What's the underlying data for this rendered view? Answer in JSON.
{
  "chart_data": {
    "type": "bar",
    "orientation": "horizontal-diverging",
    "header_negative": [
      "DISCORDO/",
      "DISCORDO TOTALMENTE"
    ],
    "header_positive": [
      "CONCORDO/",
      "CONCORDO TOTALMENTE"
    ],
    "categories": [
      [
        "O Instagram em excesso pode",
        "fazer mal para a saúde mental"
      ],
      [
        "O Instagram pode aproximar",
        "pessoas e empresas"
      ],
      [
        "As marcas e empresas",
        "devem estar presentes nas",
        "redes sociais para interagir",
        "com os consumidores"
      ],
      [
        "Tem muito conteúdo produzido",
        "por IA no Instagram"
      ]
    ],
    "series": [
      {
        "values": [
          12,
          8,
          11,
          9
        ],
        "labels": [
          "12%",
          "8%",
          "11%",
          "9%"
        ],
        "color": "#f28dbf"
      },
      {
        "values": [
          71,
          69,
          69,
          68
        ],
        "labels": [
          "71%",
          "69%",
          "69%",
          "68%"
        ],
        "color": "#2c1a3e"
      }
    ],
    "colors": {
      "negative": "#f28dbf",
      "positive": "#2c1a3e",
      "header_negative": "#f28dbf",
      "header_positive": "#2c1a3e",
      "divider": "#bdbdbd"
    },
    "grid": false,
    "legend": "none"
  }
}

==================================================

**STATED TASK:**
Copy each line holding the word "TOTALMENTE" from the listing above.

**THE COMPLETED TASK:**
      "DISCORDO TOTALMENTE"
      "CONCORDO TOTALMENTE"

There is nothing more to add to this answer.